[Saved entries]
= = = = =
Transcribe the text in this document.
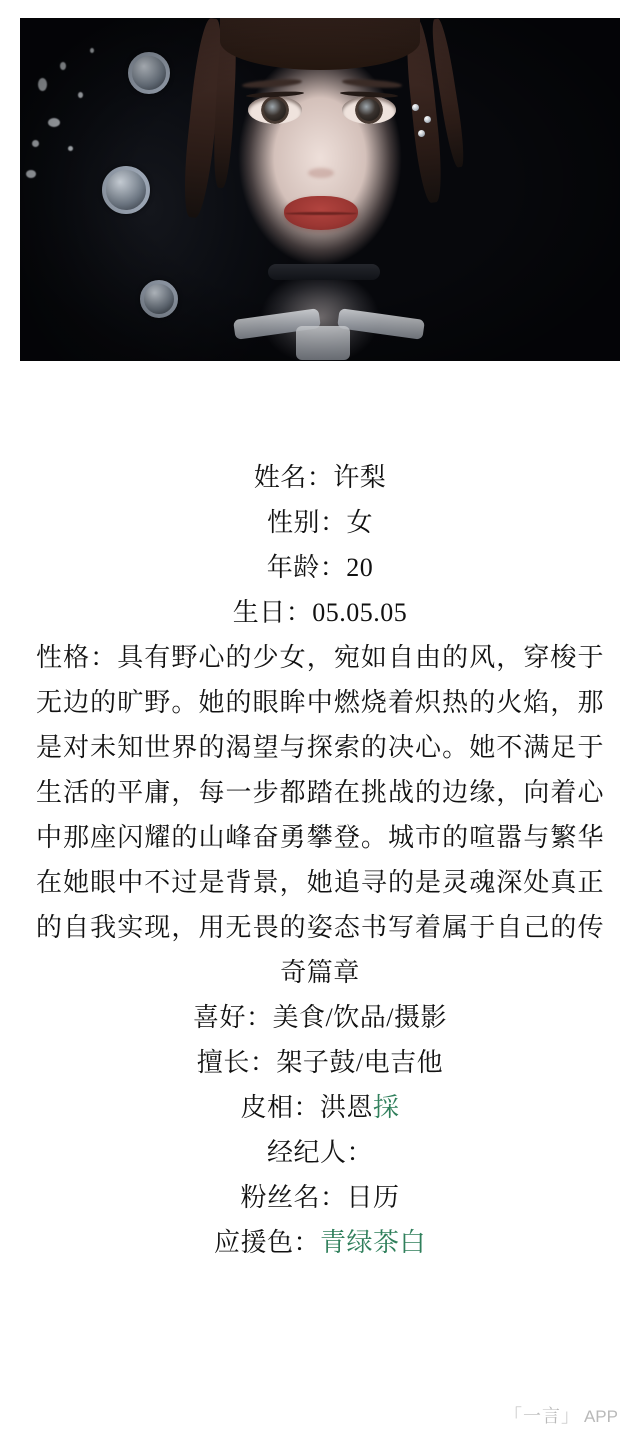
姓名：许梨
性别：女
年龄：20
生日：05.05.05
性格：具有野心的少女，宛如自由的风，穿梭于无边的旷野。她的眼眸中燃烧着炽热的火焰，那是对未知世界的渴望与探索的决心。她不满足于生活的平庸，每一步都踏在挑战的边缘，向着心中那座闪耀的山峰奋勇攀登。城市的喧嚣与繁华在她眼中不过是背景，她追寻的是灵魂深处真正的自我实现，用无畏的姿态书写着属于自己的传奇篇章
喜好：美食/饮品/摄影
擅长：架子鼓/电吉他
皮相：洪恩採
经纪人：
粉丝名：日历
应援色：青绿茶白
「一言」 APP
= = = = =
■ To do ■
Quote the records above exactly, leaving out any pictures.

■ Result of this task ■
Transcribe the text in this document.
姓名：许梨
性别：女
年龄：20
生日：05.05.05
性格：具有野心的少女，宛如自由的风，穿梭于无边的旷野。她的眼眸中燃烧着炽热的火焰，那是对未知世界的渴望与探索的决心。她不满足于生活的平庸，每一步都踏在挑战的边缘，向着心中那座闪耀的山峰奋勇攀登。城市的喧嚣与繁华在她眼中不过是背景，她追寻的是灵魂深处真正的自我实现，用无畏的姿态书写着属于自己的传奇篇章
喜好：美食/饮品/摄影
擅长：架子鼓/电吉他
皮相：洪恩採
经纪人：
粉丝名：日历
应援色：青绿茶白
「一言」 APP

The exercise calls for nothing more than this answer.